TASK PROMPT
Gather up all lines that carry the word "search".

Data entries
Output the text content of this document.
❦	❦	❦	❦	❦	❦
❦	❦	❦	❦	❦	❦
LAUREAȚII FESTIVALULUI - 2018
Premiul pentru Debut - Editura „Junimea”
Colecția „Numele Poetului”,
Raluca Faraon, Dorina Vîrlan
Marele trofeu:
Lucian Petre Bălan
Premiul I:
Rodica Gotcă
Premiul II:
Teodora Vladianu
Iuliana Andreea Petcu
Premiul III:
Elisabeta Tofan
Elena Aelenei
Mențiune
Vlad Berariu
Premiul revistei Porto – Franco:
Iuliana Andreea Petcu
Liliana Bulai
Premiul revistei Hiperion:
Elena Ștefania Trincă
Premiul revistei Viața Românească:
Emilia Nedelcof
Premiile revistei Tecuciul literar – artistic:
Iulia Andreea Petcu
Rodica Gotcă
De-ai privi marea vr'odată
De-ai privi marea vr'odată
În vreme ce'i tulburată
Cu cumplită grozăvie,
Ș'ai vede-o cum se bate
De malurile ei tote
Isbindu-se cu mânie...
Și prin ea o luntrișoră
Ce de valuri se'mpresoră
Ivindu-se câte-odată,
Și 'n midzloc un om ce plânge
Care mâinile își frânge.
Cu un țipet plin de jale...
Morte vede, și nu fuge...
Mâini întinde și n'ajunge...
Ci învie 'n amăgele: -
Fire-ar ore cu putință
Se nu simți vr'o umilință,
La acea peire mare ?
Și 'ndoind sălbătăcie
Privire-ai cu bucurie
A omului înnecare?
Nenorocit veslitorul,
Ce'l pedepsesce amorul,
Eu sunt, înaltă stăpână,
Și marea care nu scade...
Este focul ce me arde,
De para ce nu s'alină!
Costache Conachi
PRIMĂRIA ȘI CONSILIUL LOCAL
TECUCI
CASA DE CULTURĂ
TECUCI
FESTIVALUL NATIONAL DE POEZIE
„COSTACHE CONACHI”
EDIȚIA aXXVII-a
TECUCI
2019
--
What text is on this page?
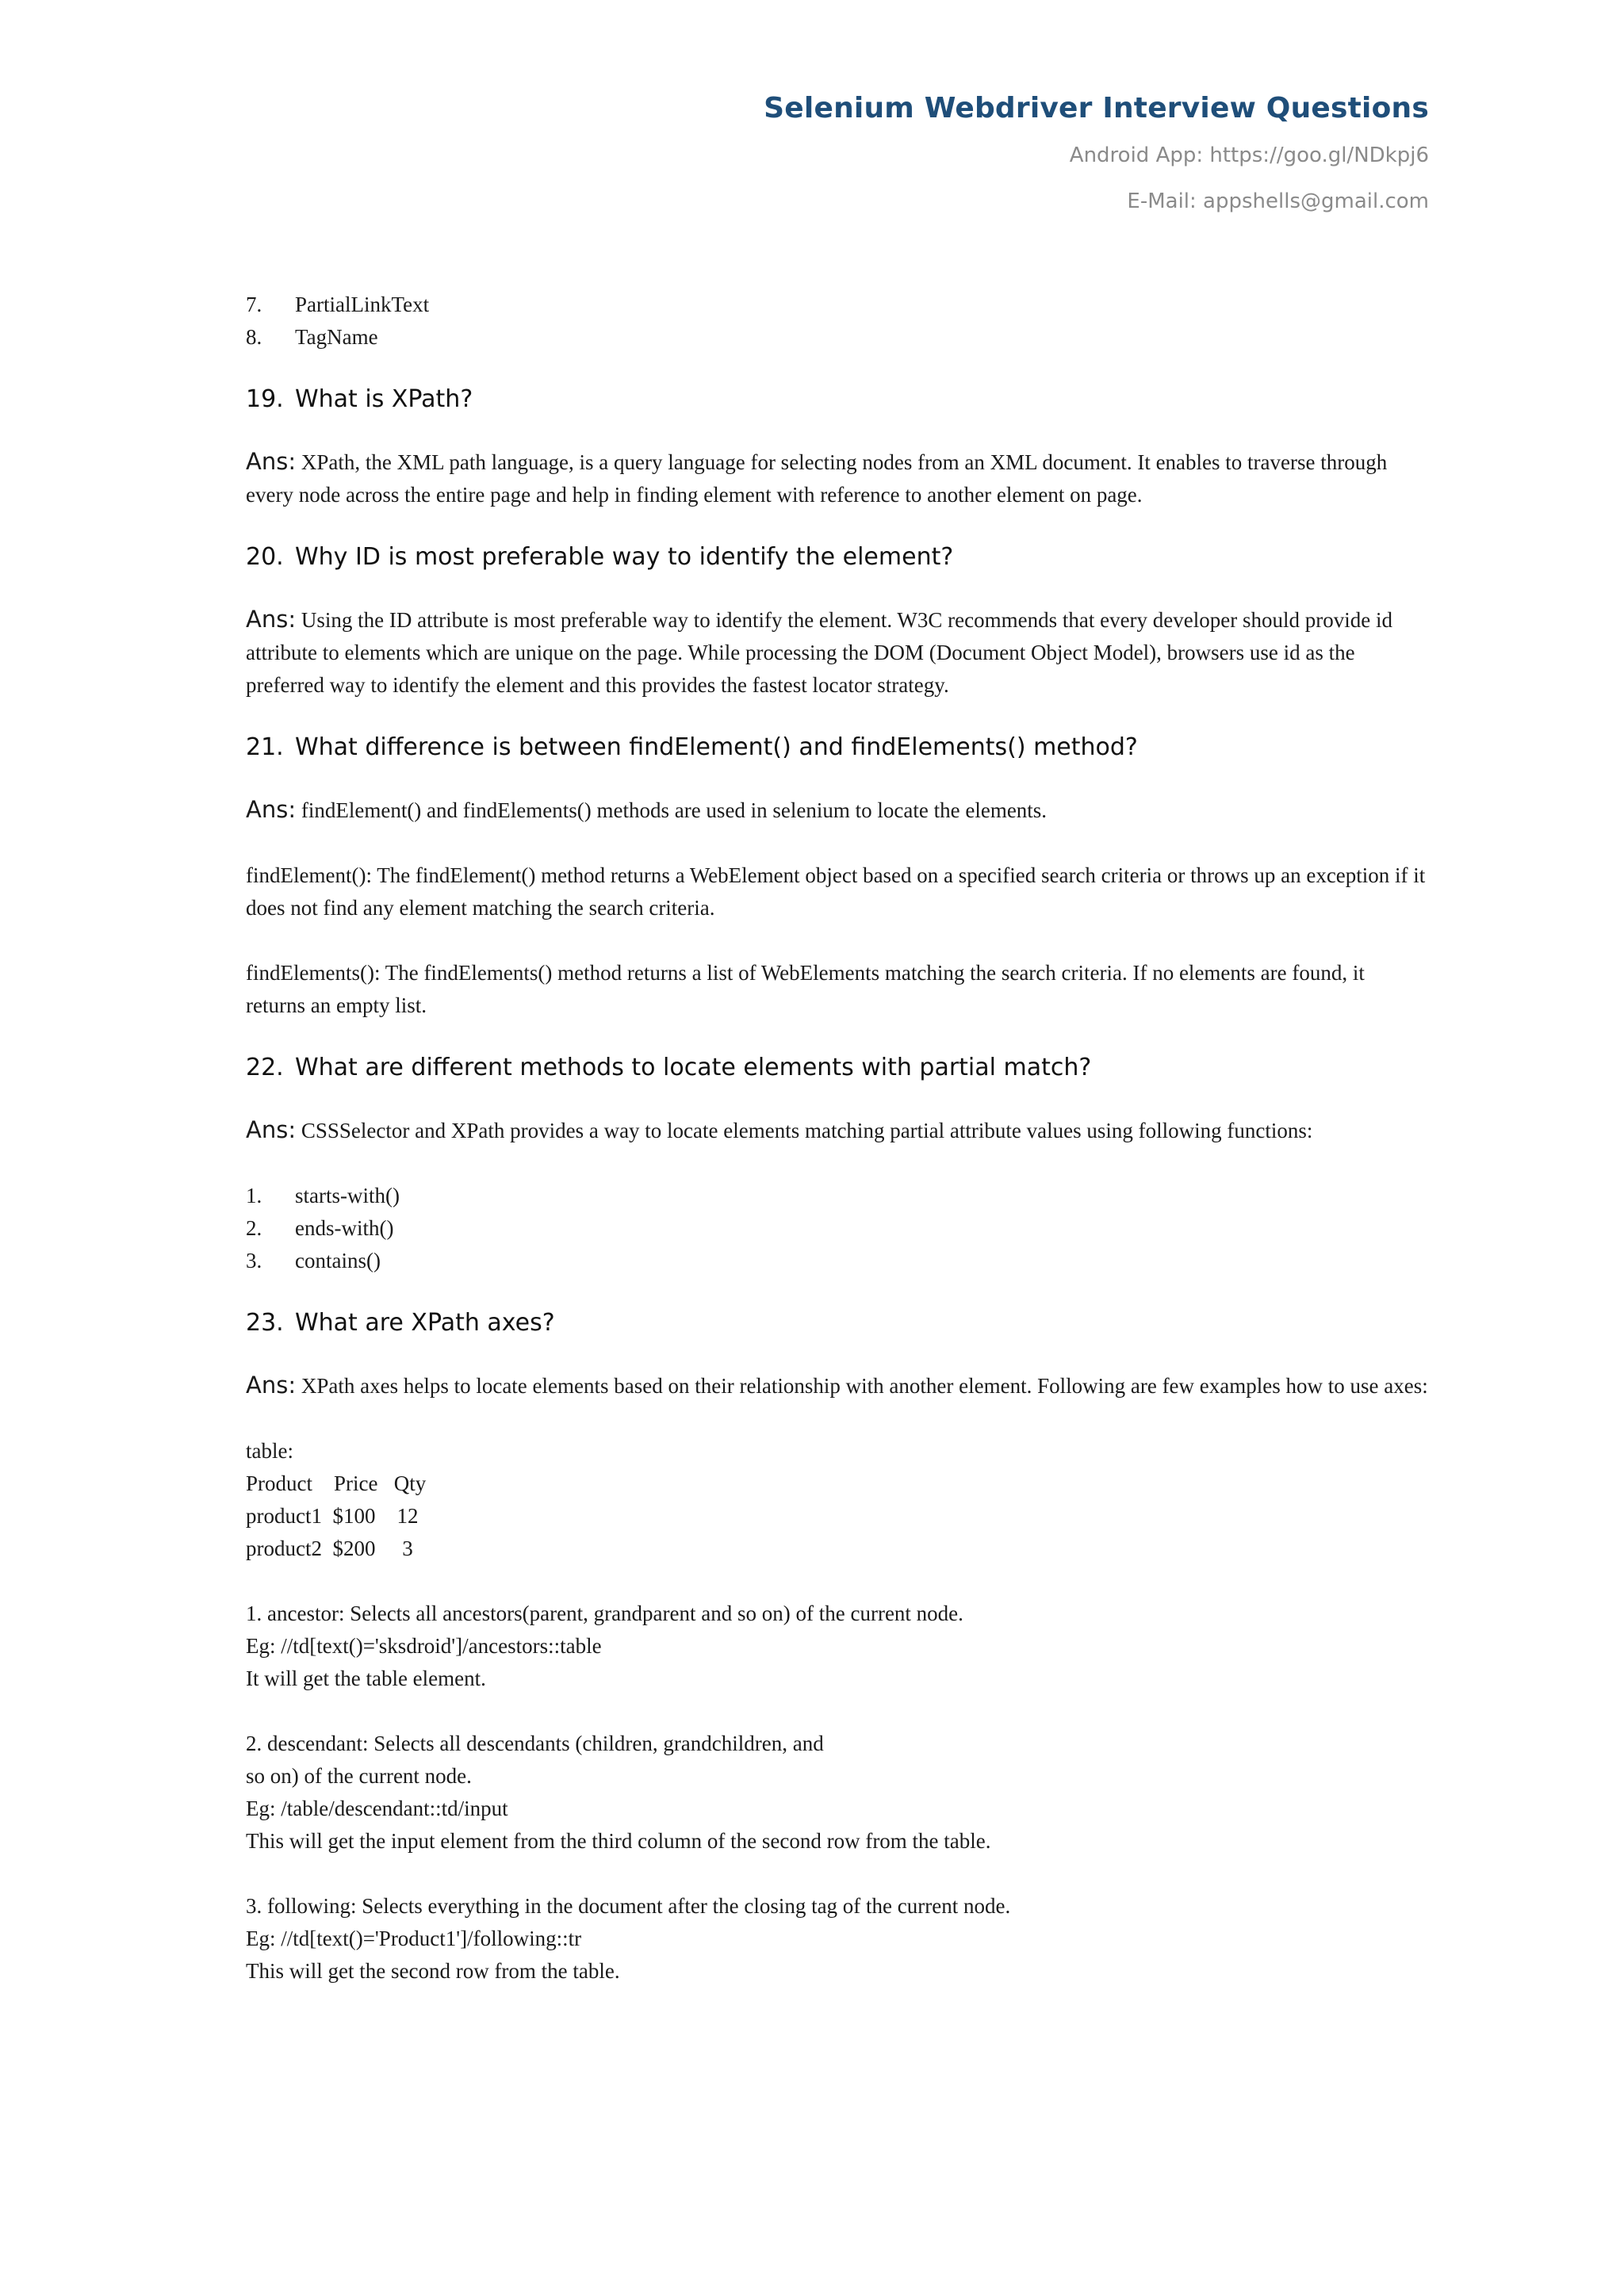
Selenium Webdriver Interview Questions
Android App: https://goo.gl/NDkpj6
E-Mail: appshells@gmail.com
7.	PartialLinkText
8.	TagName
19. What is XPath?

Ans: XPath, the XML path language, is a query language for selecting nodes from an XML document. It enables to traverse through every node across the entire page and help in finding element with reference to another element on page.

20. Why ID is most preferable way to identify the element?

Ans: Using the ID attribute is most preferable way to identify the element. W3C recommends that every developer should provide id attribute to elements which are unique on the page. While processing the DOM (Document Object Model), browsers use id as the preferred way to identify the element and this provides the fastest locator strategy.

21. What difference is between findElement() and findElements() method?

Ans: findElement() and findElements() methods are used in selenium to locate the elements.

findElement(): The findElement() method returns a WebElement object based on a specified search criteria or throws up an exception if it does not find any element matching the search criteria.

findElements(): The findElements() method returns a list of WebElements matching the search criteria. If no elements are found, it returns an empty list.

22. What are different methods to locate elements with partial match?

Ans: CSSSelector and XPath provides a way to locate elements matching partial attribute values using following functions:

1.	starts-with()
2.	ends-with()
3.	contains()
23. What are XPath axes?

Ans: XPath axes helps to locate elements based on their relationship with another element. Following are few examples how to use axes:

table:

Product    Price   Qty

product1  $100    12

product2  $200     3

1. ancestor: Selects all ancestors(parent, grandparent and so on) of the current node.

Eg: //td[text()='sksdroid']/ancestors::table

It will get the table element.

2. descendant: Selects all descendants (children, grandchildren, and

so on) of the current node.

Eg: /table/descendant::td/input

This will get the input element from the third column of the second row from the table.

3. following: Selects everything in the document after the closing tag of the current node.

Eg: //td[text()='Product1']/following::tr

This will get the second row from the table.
==
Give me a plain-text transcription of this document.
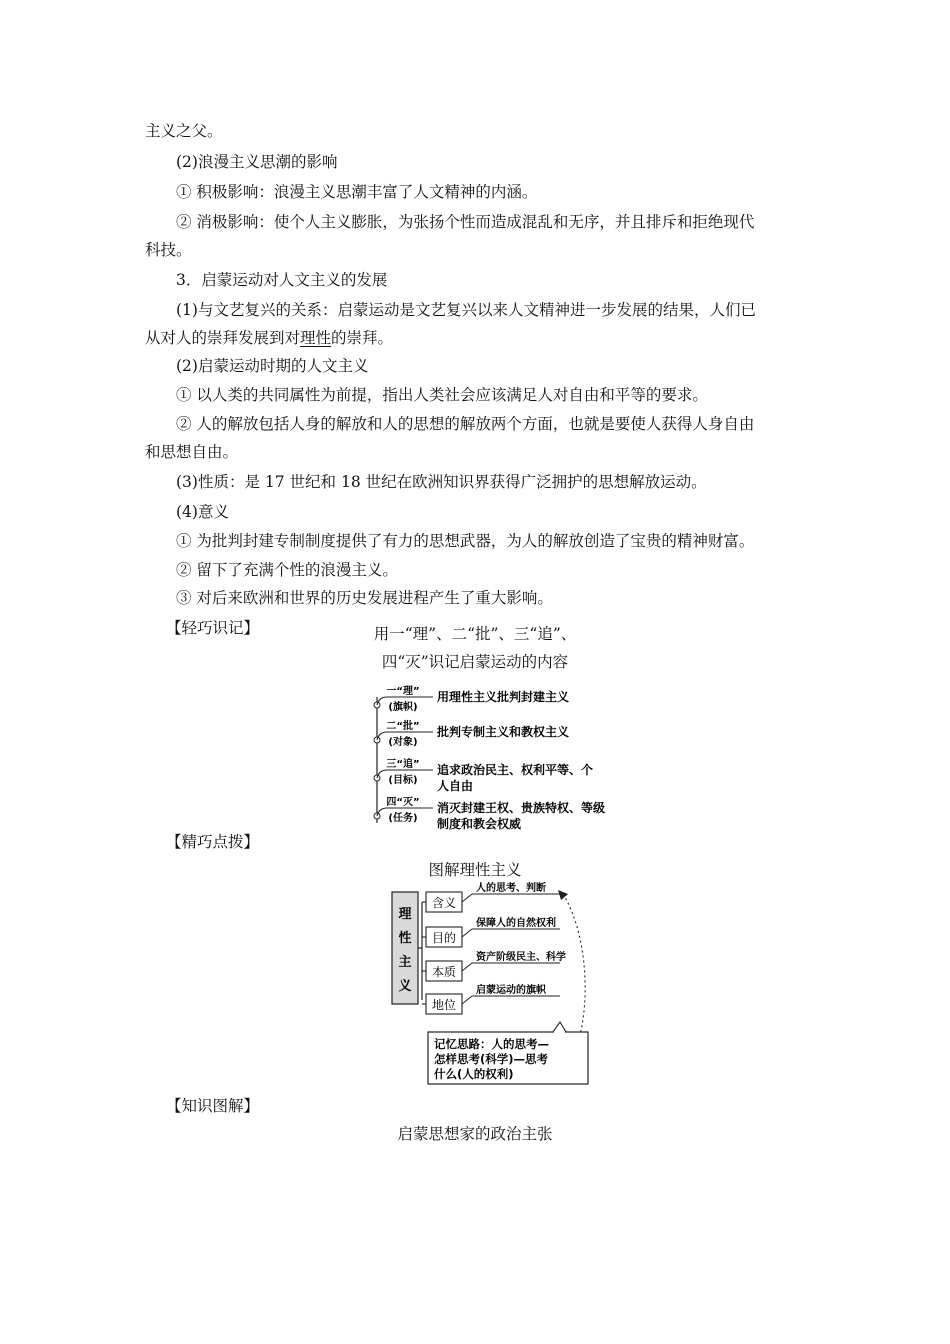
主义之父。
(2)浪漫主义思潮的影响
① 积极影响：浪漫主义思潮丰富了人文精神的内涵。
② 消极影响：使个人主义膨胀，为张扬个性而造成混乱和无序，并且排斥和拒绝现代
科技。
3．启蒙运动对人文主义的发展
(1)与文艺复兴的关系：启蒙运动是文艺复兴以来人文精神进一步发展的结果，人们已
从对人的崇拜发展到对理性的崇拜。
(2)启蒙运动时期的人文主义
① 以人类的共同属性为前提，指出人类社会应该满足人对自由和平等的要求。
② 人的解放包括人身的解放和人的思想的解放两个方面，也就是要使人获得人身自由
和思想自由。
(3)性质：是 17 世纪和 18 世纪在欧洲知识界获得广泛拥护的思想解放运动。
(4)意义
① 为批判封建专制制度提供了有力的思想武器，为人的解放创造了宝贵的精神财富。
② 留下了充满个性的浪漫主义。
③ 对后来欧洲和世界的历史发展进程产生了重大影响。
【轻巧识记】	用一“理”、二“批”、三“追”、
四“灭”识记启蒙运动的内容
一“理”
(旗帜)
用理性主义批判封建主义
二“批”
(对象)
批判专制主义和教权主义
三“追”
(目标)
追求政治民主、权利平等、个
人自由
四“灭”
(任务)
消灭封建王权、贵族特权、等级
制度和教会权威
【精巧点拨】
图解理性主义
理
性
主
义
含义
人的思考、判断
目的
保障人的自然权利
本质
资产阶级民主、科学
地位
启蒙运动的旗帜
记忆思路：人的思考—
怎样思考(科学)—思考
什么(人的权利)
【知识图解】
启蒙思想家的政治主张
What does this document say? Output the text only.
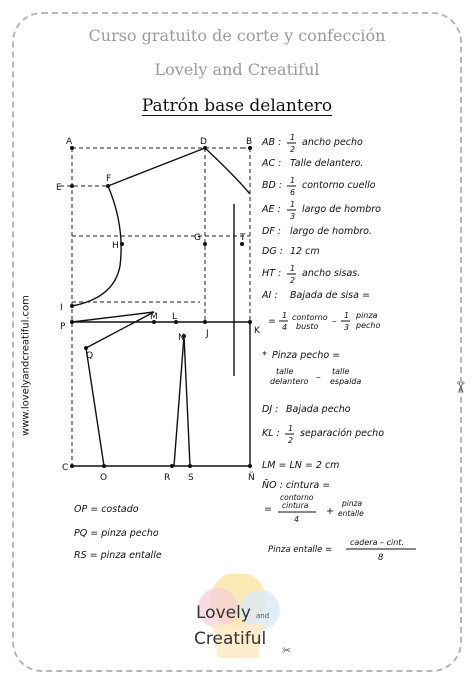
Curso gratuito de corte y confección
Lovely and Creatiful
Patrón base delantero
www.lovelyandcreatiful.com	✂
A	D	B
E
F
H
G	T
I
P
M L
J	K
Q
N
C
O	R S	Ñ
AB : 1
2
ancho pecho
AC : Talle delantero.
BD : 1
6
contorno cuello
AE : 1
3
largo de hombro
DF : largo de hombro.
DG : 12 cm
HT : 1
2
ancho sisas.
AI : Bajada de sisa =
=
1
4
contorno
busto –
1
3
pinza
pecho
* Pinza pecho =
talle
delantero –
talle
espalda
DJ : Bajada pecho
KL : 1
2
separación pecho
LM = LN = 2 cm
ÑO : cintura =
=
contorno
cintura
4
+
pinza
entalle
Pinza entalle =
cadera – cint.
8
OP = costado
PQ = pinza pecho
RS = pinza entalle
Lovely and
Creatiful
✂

OUTPUT FOR THIS EXERCISE
findElement(): The findElement() method returns a WebElement object based on a specified search criteria or throws up an exception if it does not find any element matching the search criteria.
findElements(): The findElements() method returns a list of WebElements matching the search criteria. If no elements are found, it returns an empty list.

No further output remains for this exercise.